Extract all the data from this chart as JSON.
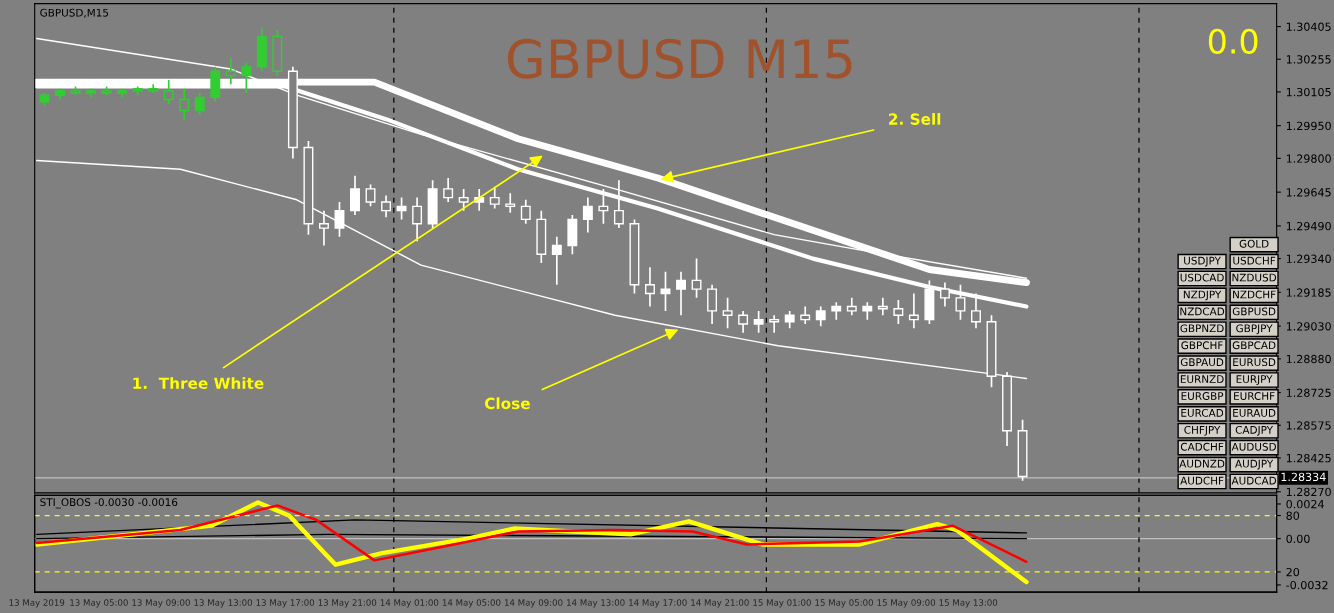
{
  "chart_data": [
    {
      "type": "candlestick",
      "title": "GBPUSD M15",
      "subtitle": "GBPUSD,M15",
      "x": [
        "2019-05-13T01:30",
        "2019-05-13T02:30",
        "2019-05-13T03:30",
        "2019-05-13T04:30",
        "2019-05-13T05:30",
        "2019-05-13T06:30",
        "2019-05-13T07:30",
        "2019-05-13T08:30",
        "2019-05-13T09:30",
        "2019-05-13T10:30",
        "2019-05-13T11:30",
        "2019-05-13T12:30",
        "2019-05-13T13:30",
        "2019-05-13T14:30",
        "2019-05-13T15:30",
        "2019-05-13T16:30",
        "2019-05-13T17:30",
        "2019-05-13T18:30",
        "2019-05-13T19:30",
        "2019-05-13T20:30",
        "2019-05-13T21:30",
        "2019-05-13T22:30",
        "2019-05-13T23:30",
        "2019-05-14T00:30",
        "2019-05-14T01:30",
        "2019-05-14T02:30",
        "2019-05-14T03:30",
        "2019-05-14T04:30",
        "2019-05-14T05:30",
        "2019-05-14T06:30",
        "2019-05-14T07:30",
        "2019-05-14T08:30",
        "2019-05-14T09:30",
        "2019-05-14T10:30",
        "2019-05-14T11:30",
        "2019-05-14T12:30",
        "2019-05-14T13:30",
        "2019-05-14T14:30",
        "2019-05-14T15:30",
        "2019-05-14T16:30",
        "2019-05-14T17:30",
        "2019-05-14T18:30",
        "2019-05-14T19:30",
        "2019-05-14T20:30",
        "2019-05-14T21:30",
        "2019-05-14T22:30",
        "2019-05-14T23:30",
        "2019-05-15T00:30",
        "2019-05-15T01:30",
        "2019-05-15T02:30",
        "2019-05-15T03:30",
        "2019-05-15T04:30",
        "2019-05-15T05:30",
        "2019-05-15T06:30",
        "2019-05-15T07:30",
        "2019-05-15T08:30",
        "2019-05-15T09:30",
        "2019-05-15T10:30",
        "2019-05-15T11:30",
        "2019-05-15T12:30",
        "2019-05-15T13:30",
        "2019-05-15T14:30",
        "2019-05-15T15:30",
        "2019-05-15T16:30"
      ],
      "ohlc": [
        [
          1.3006,
          1.301,
          1.3004,
          1.3009
        ],
        [
          1.3009,
          1.3012,
          1.3007,
          1.3011
        ],
        [
          1.3011,
          1.3013,
          1.3009,
          1.301
        ],
        [
          1.301,
          1.3012,
          1.3008,
          1.3011
        ],
        [
          1.3011,
          1.3013,
          1.3009,
          1.301
        ],
        [
          1.301,
          1.3012,
          1.3008,
          1.3011
        ],
        [
          1.3011,
          1.3013,
          1.3009,
          1.3012
        ],
        [
          1.3012,
          1.3014,
          1.301,
          1.3011
        ],
        [
          1.3011,
          1.3016,
          1.3005,
          1.3007
        ],
        [
          1.3007,
          1.3012,
          1.2998,
          1.3002
        ],
        [
          1.3002,
          1.301,
          1.3,
          1.3008
        ],
        [
          1.3008,
          1.3022,
          1.3006,
          1.302
        ],
        [
          1.302,
          1.3026,
          1.3014,
          1.3018
        ],
        [
          1.3018,
          1.3024,
          1.301,
          1.3022
        ],
        [
          1.3022,
          1.304,
          1.302,
          1.3036
        ],
        [
          1.3036,
          1.3039,
          1.3018,
          1.302
        ],
        [
          1.302,
          1.3022,
          1.298,
          1.2985
        ],
        [
          1.2985,
          1.2988,
          1.2945,
          1.295
        ],
        [
          1.295,
          1.2956,
          1.294,
          1.2948
        ],
        [
          1.2948,
          1.296,
          1.2944,
          1.2956
        ],
        [
          1.2956,
          1.2972,
          1.2954,
          1.2966
        ],
        [
          1.2966,
          1.2968,
          1.2958,
          1.296
        ],
        [
          1.296,
          1.2963,
          1.2953,
          1.2956
        ],
        [
          1.2956,
          1.2962,
          1.2952,
          1.2958
        ],
        [
          1.2958,
          1.2962,
          1.2942,
          1.295
        ],
        [
          1.295,
          1.297,
          1.2948,
          1.2966
        ],
        [
          1.2966,
          1.2971,
          1.296,
          1.2962
        ],
        [
          1.2962,
          1.2966,
          1.2956,
          1.296
        ],
        [
          1.296,
          1.2966,
          1.2956,
          1.2962
        ],
        [
          1.2962,
          1.2967,
          1.2957,
          1.2959
        ],
        [
          1.2959,
          1.2964,
          1.2955,
          1.2958
        ],
        [
          1.2958,
          1.2961,
          1.295,
          1.2952
        ],
        [
          1.2952,
          1.2956,
          1.2932,
          1.2936
        ],
        [
          1.2936,
          1.2944,
          1.2922,
          1.294
        ],
        [
          1.294,
          1.2954,
          1.2936,
          1.2952
        ],
        [
          1.2952,
          1.2962,
          1.2946,
          1.2958
        ],
        [
          1.2958,
          1.2966,
          1.295,
          1.2956
        ],
        [
          1.2956,
          1.297,
          1.2948,
          1.295
        ],
        [
          1.295,
          1.2952,
          1.2918,
          1.2922
        ],
        [
          1.2922,
          1.293,
          1.2912,
          1.2918
        ],
        [
          1.2918,
          1.2928,
          1.291,
          1.292
        ],
        [
          1.292,
          1.2928,
          1.2908,
          1.2924
        ],
        [
          1.2924,
          1.2934,
          1.2916,
          1.292
        ],
        [
          1.292,
          1.2922,
          1.2904,
          1.291
        ],
        [
          1.291,
          1.2916,
          1.2902,
          1.2908
        ],
        [
          1.2908,
          1.291,
          1.29,
          1.2904
        ],
        [
          1.2904,
          1.291,
          1.29,
          1.2906
        ],
        [
          1.2906,
          1.2908,
          1.29,
          1.2905
        ],
        [
          1.2905,
          1.291,
          1.2902,
          1.2908
        ],
        [
          1.2908,
          1.2912,
          1.2904,
          1.2906
        ],
        [
          1.2906,
          1.2912,
          1.2903,
          1.291
        ],
        [
          1.291,
          1.2914,
          1.2906,
          1.2912
        ],
        [
          1.2912,
          1.2916,
          1.2908,
          1.291
        ],
        [
          1.291,
          1.2914,
          1.2906,
          1.2912
        ],
        [
          1.2912,
          1.2916,
          1.2908,
          1.2911
        ],
        [
          1.2911,
          1.2915,
          1.2904,
          1.2908
        ],
        [
          1.2908,
          1.2918,
          1.2902,
          1.2906
        ],
        [
          1.2906,
          1.2924,
          1.2904,
          1.292
        ],
        [
          1.292,
          1.2923,
          1.2912,
          1.2916
        ],
        [
          1.2916,
          1.2922,
          1.2906,
          1.291
        ],
        [
          1.291,
          1.2918,
          1.2902,
          1.2905
        ],
        [
          1.2905,
          1.2908,
          1.2875,
          1.288
        ],
        [
          1.288,
          1.2882,
          1.2848,
          1.2855
        ],
        [
          1.2855,
          1.286,
          1.2832,
          1.2834
        ]
      ],
      "colors": [
        "#32cd32",
        "#32cd32",
        "#32cd32",
        "#32cd32",
        "#32cd32",
        "#32cd32",
        "#32cd32",
        "#32cd32",
        "#32cd32",
        "#32cd32",
        "#32cd32",
        "#32cd32",
        "#32cd32",
        "#32cd32",
        "#32cd32",
        "#32cd32",
        "#ffffff",
        "#ffffff",
        "#ffffff",
        "#ffffff",
        "#ffffff",
        "#ffffff",
        "#ffffff",
        "#ffffff",
        "#ffffff",
        "#ffffff",
        "#ffffff",
        "#ffffff",
        "#ffffff",
        "#ffffff",
        "#ffffff",
        "#ffffff",
        "#ffffff",
        "#ffffff",
        "#ffffff",
        "#ffffff",
        "#ffffff",
        "#ffffff",
        "#ffffff",
        "#ffffff",
        "#ffffff",
        "#ffffff",
        "#ffffff",
        "#ffffff",
        "#ffffff",
        "#ffffff",
        "#ffffff",
        "#ffffff",
        "#ffffff",
        "#ffffff",
        "#ffffff",
        "#ffffff",
        "#ffffff",
        "#ffffff",
        "#ffffff",
        "#ffffff",
        "#ffffff",
        "#ffffff",
        "#ffffff",
        "#ffffff",
        "#ffffff",
        "#ffffff",
        "#ffffff",
        "#ffffff"
      ],
      "series": [
        {
          "type": "line",
          "color": "#ffffff",
          "x": [
            "2019-05-13T01:00",
            "2019-05-13T22:45",
            "2019-05-14T08:00",
            "2019-05-14T17:00",
            "2019-05-15T03:00",
            "2019-05-15T10:30",
            "2019-05-15T16:45"
          ],
          "values": [
            1.3015,
            1.3015,
            1.2989,
            1.2971,
            1.2947,
            1.2929,
            1.2923
          ]
        },
        {
          "type": "line",
          "color": "#ffffff",
          "x": [
            "2019-05-13T01:00",
            "2019-05-13T17:00",
            "2019-05-13T23:30",
            "2019-05-14T08:00",
            "2019-05-14T17:00",
            "2019-05-15T03:00",
            "2019-05-15T10:30",
            "2019-05-15T16:45"
          ],
          "values": [
            1.3013,
            1.3013,
            1.2998,
            1.2975,
            1.2957,
            1.2934,
            1.2921,
            1.2912
          ]
        },
        {
          "type": "line",
          "color": "#ffffff",
          "x": [
            "2019-05-13T01:00",
            "2019-05-13T13:30",
            "2019-05-13T17:45",
            "2019-05-14T01:45",
            "2019-05-14T14:15",
            "2019-05-15T00:30",
            "2019-05-15T06:00",
            "2019-05-15T16:45"
          ],
          "values": [
            1.3035,
            1.3021,
            1.3009,
            1.2991,
            1.2966,
            1.2945,
            1.2938,
            1.2925
          ]
        },
        {
          "type": "line",
          "color": "#ffffff",
          "x": [
            "2019-05-13T01:00",
            "2019-05-13T10:15",
            "2019-05-13T17:45",
            "2019-05-14T01:45",
            "2019-05-14T14:15",
            "2019-05-15T00:45",
            "2019-05-15T16:45"
          ],
          "values": [
            1.2979,
            1.2975,
            1.2961,
            1.2931,
            1.2908,
            1.2894,
            1.2879
          ]
        }
      ],
      "xlim": [
        "2019-05-13T00:52",
        "2019-05-16T08:52"
      ],
      "ylim": [
        1.28265,
        1.3051
      ],
      "yticks": [
        {
          "value": 1.30405,
          "label": "1.30405"
        },
        {
          "value": 1.30255,
          "label": "1.30255"
        },
        {
          "value": 1.30105,
          "label": "1.30105"
        },
        {
          "value": 1.2995,
          "label": "1.29950"
        },
        {
          "value": 1.298,
          "label": "1.29800"
        },
        {
          "value": 1.29645,
          "label": "1.29645"
        },
        {
          "value": 1.2949,
          "label": "1.29490"
        },
        {
          "value": 1.2934,
          "label": "1.29340"
        },
        {
          "value": 1.29185,
          "label": "1.29185"
        },
        {
          "value": 1.2903,
          "label": "1.29030"
        },
        {
          "value": 1.2888,
          "label": "1.28880"
        },
        {
          "value": 1.28725,
          "label": "1.28725"
        },
        {
          "value": 1.28575,
          "label": "1.28575"
        },
        {
          "value": 1.28425,
          "label": "1.28425"
        },
        {
          "value": 1.2827,
          "label": "1.28270"
        }
      ],
      "tick_labels": "y",
      "ref_lines": [
        {
          "axis": "x",
          "value": "2019-05-14T00:00",
          "color": "#000000",
          "line_style": "dashed"
        },
        {
          "axis": "x",
          "value": "2019-05-15T00:00",
          "color": "#000000",
          "line_style": "dashed"
        },
        {
          "axis": "x",
          "value": "2019-05-16T00:00",
          "color": "#000000",
          "line_style": "dashed"
        },
        {
          "axis": "y",
          "value": 1.28334,
          "label": "1.28334",
          "color": "#c0c0c0"
        }
      ],
      "annotations": [
        "0.0",
        {
          "text": "2. Sell",
          "x": "2019-05-14T17:00",
          "y": 1.297
        },
        {
          "text": "1.  Three White",
          "x": "2019-05-14T09:45",
          "y": 1.2982
        },
        {
          "text": "Close",
          "x": "2019-05-14T18:30",
          "y": 1.2902
        }
      ]
    },
    {
      "type": "line",
      "title": "STI_OBOS -0.0030 -0.0016",
      "series": [
        {
          "color": "#000000",
          "x": [
            "2019-05-13T01:00",
            "2019-05-13T21:30",
            "2019-05-15T16:45"
          ],
          "values": [
            0.0003,
            0.0013,
            0.0004
          ]
        },
        {
          "color": "#000000",
          "x": [
            "2019-05-13T01:00",
            "2019-05-13T19:45",
            "2019-05-15T16:45"
          ],
          "values": [
            0.0,
            0.0003,
            0.0
          ]
        },
        {
          "color": "#ffff00",
          "x": [
            "2019-05-13T01:00",
            "2019-05-13T07:15",
            "2019-05-13T12:15",
            "2019-05-13T15:15",
            "2019-05-13T17:15",
            "2019-05-13T20:15",
            "2019-05-13T23:15",
            "2019-05-14T04:45",
            "2019-05-14T07:45",
            "2019-05-14T11:30",
            "2019-05-14T15:15",
            "2019-05-14T19:00",
            "2019-05-14T23:45",
            "2019-05-15T06:00",
            "2019-05-15T11:00",
            "2019-05-15T12:15",
            "2019-05-15T16:45"
          ],
          "values": [
            -0.0004,
            0.0003,
            0.0009,
            0.0025,
            0.0016,
            -0.0018,
            -0.001,
            0.0,
            0.0007,
            0.0005,
            0.0003,
            0.0012,
            -0.0004,
            -0.0004,
            0.001,
            0.0006,
            -0.003
          ]
        },
        {
          "color": "#ff0000",
          "x": [
            "2019-05-13T01:00",
            "2019-05-13T10:15",
            "2019-05-13T16:30",
            "2019-05-13T19:00",
            "2019-05-13T22:45",
            "2019-05-14T03:00",
            "2019-05-14T08:00",
            "2019-05-14T14:15",
            "2019-05-14T19:15",
            "2019-05-14T22:45",
            "2019-05-15T06:00",
            "2019-05-15T12:00",
            "2019-05-15T16:45"
          ],
          "values": [
            -0.0003,
            0.0006,
            0.0023,
            0.0013,
            -0.0015,
            -0.0006,
            0.0005,
            0.0006,
            0.0005,
            -0.0004,
            -0.0002,
            0.0009,
            -0.0016
          ]
        }
      ],
      "xlim": [
        "2019-05-13T00:52",
        "2019-05-16T08:52"
      ],
      "xticks": [
        {
          "value": "2019-05-13T01:00",
          "label": "13 May 2019"
        },
        {
          "value": "2019-05-13T05:00",
          "label": "13 May 05:00"
        },
        {
          "value": "2019-05-13T09:00",
          "label": "13 May 09:00"
        },
        {
          "value": "2019-05-13T13:00",
          "label": "13 May 13:00"
        },
        {
          "value": "2019-05-13T17:00",
          "label": "13 May 17:00"
        },
        {
          "value": "2019-05-13T21:00",
          "label": "13 May 21:00"
        },
        {
          "value": "2019-05-14T01:00",
          "label": "14 May 01:00"
        },
        {
          "value": "2019-05-14T05:00",
          "label": "14 May 05:00"
        },
        {
          "value": "2019-05-14T09:00",
          "label": "14 May 09:00"
        },
        {
          "value": "2019-05-14T13:00",
          "label": "14 May 13:00"
        },
        {
          "value": "2019-05-14T17:00",
          "label": "14 May 17:00"
        },
        {
          "value": "2019-05-14T21:00",
          "label": "14 May 21:00"
        },
        {
          "value": "2019-05-15T01:00",
          "label": "15 May 01:00"
        },
        {
          "value": "2019-05-15T05:00",
          "label": "15 May 05:00"
        },
        {
          "value": "2019-05-15T09:00",
          "label": "15 May 09:00"
        },
        {
          "value": "2019-05-15T13:00",
          "label": "15 May 13:00"
        }
      ],
      "ylim": [
        -0.0037,
        0.003
      ],
      "yticks": [
        0.0024,
        {
          "value": 0,
          "label": "0.00"
        },
        -0.0032
      ],
      "y2lim": [
        -1.5,
        101.5
      ],
      "y2ticks": [
        80,
        20
      ],
      "ref_lines": [
        {
          "axis": "y2",
          "value": 80,
          "color": "#ffff00",
          "line_style": "dashed"
        },
        {
          "axis": "y2",
          "value": 20,
          "color": "#ffff00",
          "line_style": "dashed"
        },
        {
          "axis": "y",
          "value": 0,
          "color": "#c0c0c0"
        },
        {
          "axis": "x",
          "value": "2019-05-14T00:00",
          "color": "#000000",
          "line_style": "dashed"
        },
        {
          "axis": "x",
          "value": "2019-05-15T00:00",
          "color": "#000000",
          "line_style": "dashed"
        },
        {
          "axis": "x",
          "value": "2019-05-16T00:00",
          "color": "#000000",
          "line_style": "dashed"
        }
      ]
    },
    {
      "type": "other",
      "annotations": [
        "GOLD",
        "USDJPY",
        "USDCHF",
        "USDCAD",
        "NZDUSD",
        "NZDJPY",
        "NZDCHF",
        "NZDCAD",
        "GBPUSD",
        "GBPNZD",
        "GBPJPY",
        "GBPCHF",
        "GBPCAD",
        "GBPAUD",
        "EURUSD",
        "EURNZD",
        "EURJPY",
        "EURGBP",
        "EURCHF",
        "EURCAD",
        "EURAUD",
        "CHFJPY",
        "CADJPY",
        "CADCHF",
        "AUDUSD",
        "AUDNZD",
        "AUDJPY",
        "AUDCHF",
        "AUDCAD"
      ]
    }
  ]
}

^^^^^^^^

For each line of the listing that holds the word "text", show that line.

          "text": "2. Sell",
          "text": "1.  Three White",
          "text": "Close",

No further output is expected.